OBJECTIVE
Without the pictures, repeat the listing character for character.

TASK DATA
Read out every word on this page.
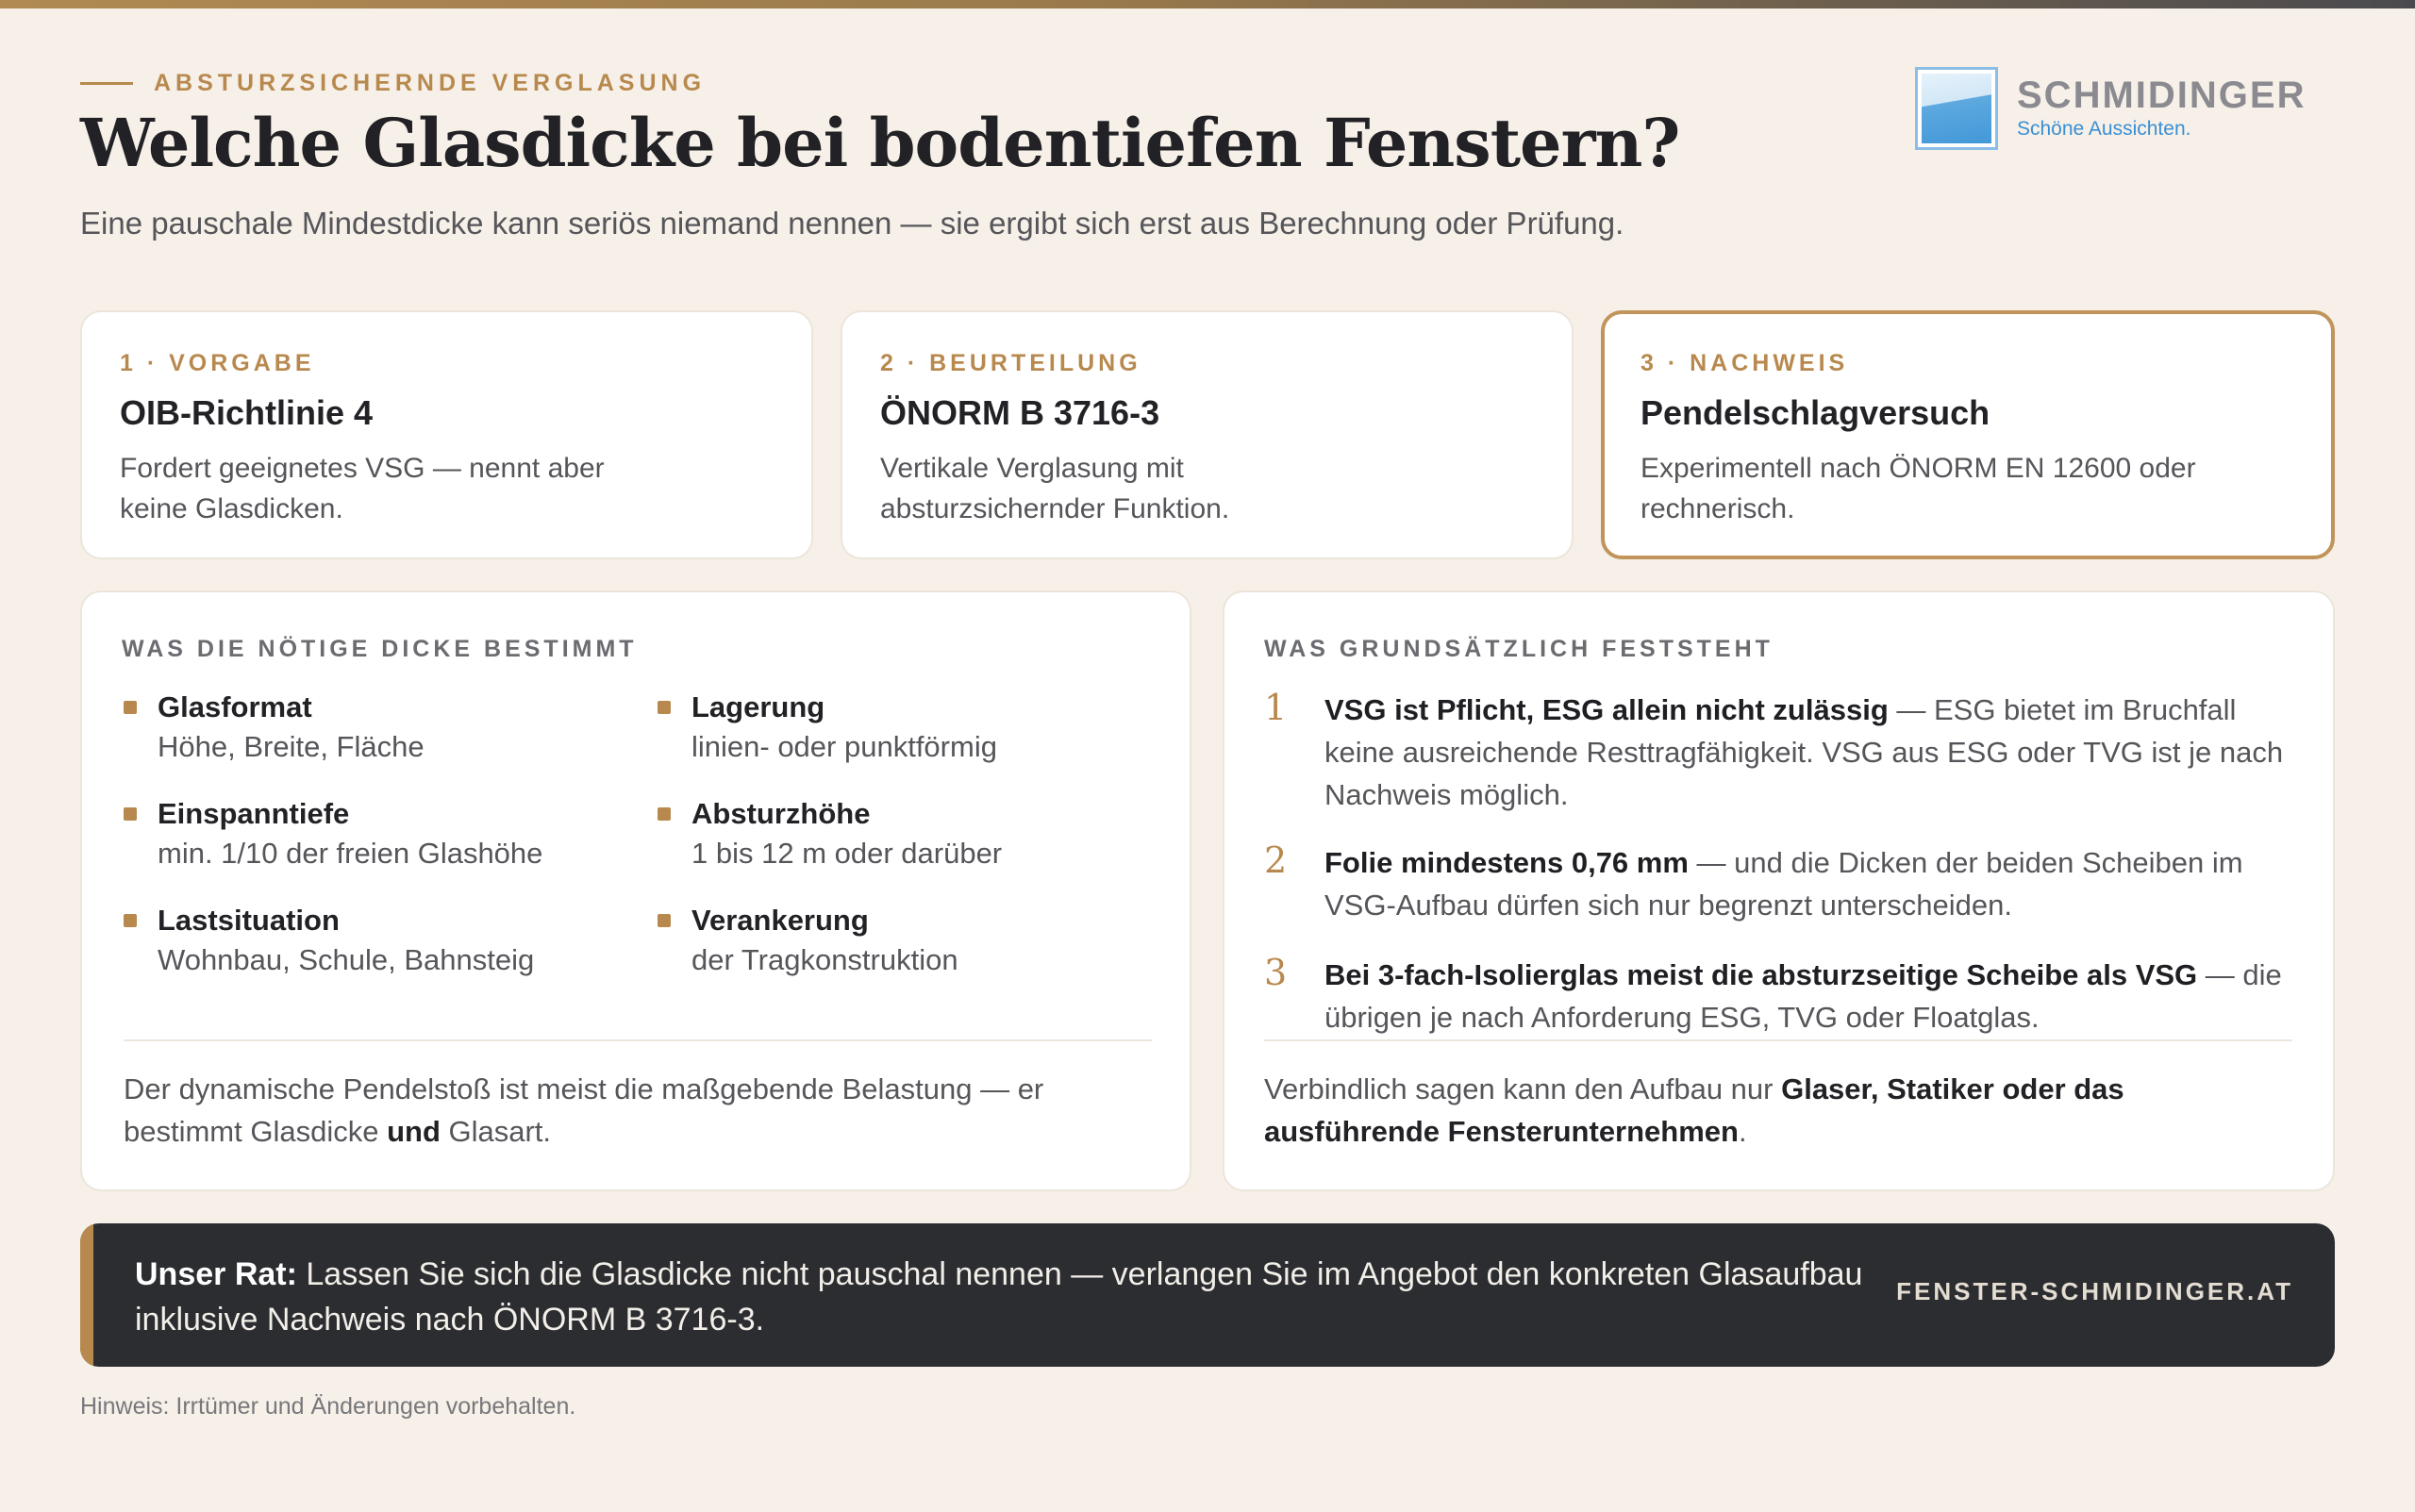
ABSTURZSICHERNDE VERGLASUNG
Welche Glasdicke bei bodentiefen Fenstern?

Eine pauschale Mindestdicke kann seriös niemand nennen — sie ergibt sich erst aus Berechnung oder Prüfung.

SCHMIDINGER
Schöne Aussichten.
1 · VORGABE
OIB-Richtlinie 4
Fordert geeignetes VSG — nennt aber keine Glasdicken.
2 · BEURTEILUNG
ÖNORM B 3716-3
Vertikale Verglasung mit absturzsichernder Funktion.
3 · NACHWEIS
Pendelschlagversuch
Experimentell nach ÖNORM EN 12600 oder rechnerisch.
WAS DIE NÖTIGE DICKE BESTIMMT
Glasformat
Höhe, Breite, Fläche
Lagerung
linien- oder punktförmig
Einspanntiefe
min. 1/10 der freien Glashöhe
Absturzhöhe
1 bis 12 m oder darüber
Lastsituation
Wohnbau, Schule, Bahnsteig
Verankerung
der Tragkonstruktion

Der dynamische Pendelstoß ist meist die maßgebende Belastung — er bestimmt Glasdicke und Glasart.

WAS GRUNDSÄTZLICH FESTSTEHT
1 VSG ist Pflicht, ESG allein nicht zulässig — ESG bietet im Bruchfall keine ausreichende Resttragfähigkeit. VSG aus ESG oder TVG ist je nach Nachweis möglich.

2 Folie mindestens 0,76 mm — und die Dicken der beiden Scheiben im VSG-Aufbau dürfen sich nur begrenzt unterscheiden.

3 Bei 3-fach-Isolierglas meist die absturzseitige Scheibe als VSG — die übrigen je nach Anforderung ESG, TVG oder Floatglas.

Verbindlich sagen kann den Aufbau nur Glaser, Statiker oder das ausführende Fensterunternehmen.

Unser Rat: Lassen Sie sich die Glasdicke nicht pauschal nennen — verlangen Sie im Angebot den konkreten Glasaufbau inklusive Nachweis nach ÖNORM B 3716-3.

FENSTER-SCHMIDINGER.AT

Hinweis: Irrtümer und Änderungen vorbehalten.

ANSWER TO THE PROBLEM
Read out every word on this page.
ABSTURZSICHERNDE VERGLASUNG
Welche Glasdicke bei bodentiefen Fenstern?

Eine pauschale Mindestdicke kann seriös niemand nennen — sie ergibt sich erst aus Berechnung oder Prüfung.

SCHMIDINGER
Schöne Aussichten.
1 · VORGABE
OIB-Richtlinie 4
Fordert geeignetes VSG — nennt aber keine Glasdicken.
2 · BEURTEILUNG
ÖNORM B 3716-3
Vertikale Verglasung mit absturzsichernder Funktion.
3 · NACHWEIS
Pendelschlagversuch
Experimentell nach ÖNORM EN 12600 oder rechnerisch.
WAS DIE NÖTIGE DICKE BESTIMMT
Glasformat
Höhe, Breite, Fläche
Lagerung
linien- oder punktförmig
Einspanntiefe
min. 1/10 der freien Glashöhe
Absturzhöhe
1 bis 12 m oder darüber
Lastsituation
Wohnbau, Schule, Bahnsteig
Verankerung
der Tragkonstruktion

Der dynamische Pendelstoß ist meist die maßgebende Belastung — er bestimmt Glasdicke und Glasart.

WAS GRUNDSÄTZLICH FESTSTEHT
1 VSG ist Pflicht, ESG allein nicht zulässig — ESG bietet im Bruchfall keine ausreichende Resttragfähigkeit. VSG aus ESG oder TVG ist je nach Nachweis möglich.

2 Folie mindestens 0,76 mm — und die Dicken der beiden Scheiben im VSG-Aufbau dürfen sich nur begrenzt unterscheiden.

3 Bei 3-fach-Isolierglas meist die absturzseitige Scheibe als VSG — die übrigen je nach Anforderung ESG, TVG oder Floatglas.

Verbindlich sagen kann den Aufbau nur Glaser, Statiker oder das ausführende Fensterunternehmen.

Unser Rat: Lassen Sie sich die Glasdicke nicht pauschal nennen — verlangen Sie im Angebot den konkreten Glasaufbau inklusive Nachweis nach ÖNORM B 3716-3.

FENSTER-SCHMIDINGER.AT

Hinweis: Irrtümer und Änderungen vorbehalten.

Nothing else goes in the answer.